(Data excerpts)

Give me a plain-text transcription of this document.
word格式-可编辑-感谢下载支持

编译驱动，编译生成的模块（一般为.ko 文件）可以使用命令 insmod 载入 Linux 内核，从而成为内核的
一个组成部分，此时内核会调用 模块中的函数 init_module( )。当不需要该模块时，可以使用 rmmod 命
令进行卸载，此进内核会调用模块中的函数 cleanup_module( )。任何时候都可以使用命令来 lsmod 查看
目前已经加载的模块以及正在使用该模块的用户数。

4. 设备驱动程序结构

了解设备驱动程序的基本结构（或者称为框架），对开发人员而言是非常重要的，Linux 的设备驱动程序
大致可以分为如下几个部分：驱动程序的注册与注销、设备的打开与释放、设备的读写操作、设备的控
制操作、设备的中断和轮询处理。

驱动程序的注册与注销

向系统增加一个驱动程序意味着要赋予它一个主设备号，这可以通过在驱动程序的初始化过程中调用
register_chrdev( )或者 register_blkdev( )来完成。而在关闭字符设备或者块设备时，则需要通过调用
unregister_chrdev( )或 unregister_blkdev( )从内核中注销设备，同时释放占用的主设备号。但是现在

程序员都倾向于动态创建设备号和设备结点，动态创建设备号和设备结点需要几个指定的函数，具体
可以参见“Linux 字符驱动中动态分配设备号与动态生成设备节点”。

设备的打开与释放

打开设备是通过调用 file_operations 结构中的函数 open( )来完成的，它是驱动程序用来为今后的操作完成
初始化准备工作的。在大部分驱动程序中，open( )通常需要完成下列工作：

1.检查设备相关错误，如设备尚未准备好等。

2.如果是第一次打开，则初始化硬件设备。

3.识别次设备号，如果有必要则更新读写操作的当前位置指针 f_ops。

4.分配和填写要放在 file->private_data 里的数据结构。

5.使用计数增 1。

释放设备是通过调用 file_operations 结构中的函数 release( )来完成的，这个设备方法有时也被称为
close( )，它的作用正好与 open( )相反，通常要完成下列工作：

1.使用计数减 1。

EXERCISE INSTRUCTIONS: Find the lines holding "设备的打开与释放" and list every one.

FINAL RESULT:
大致可以分为如下几个部分：驱动程序的注册与注销、设备的打开与释放、设备的读写操作、设备的控
设备的打开与释放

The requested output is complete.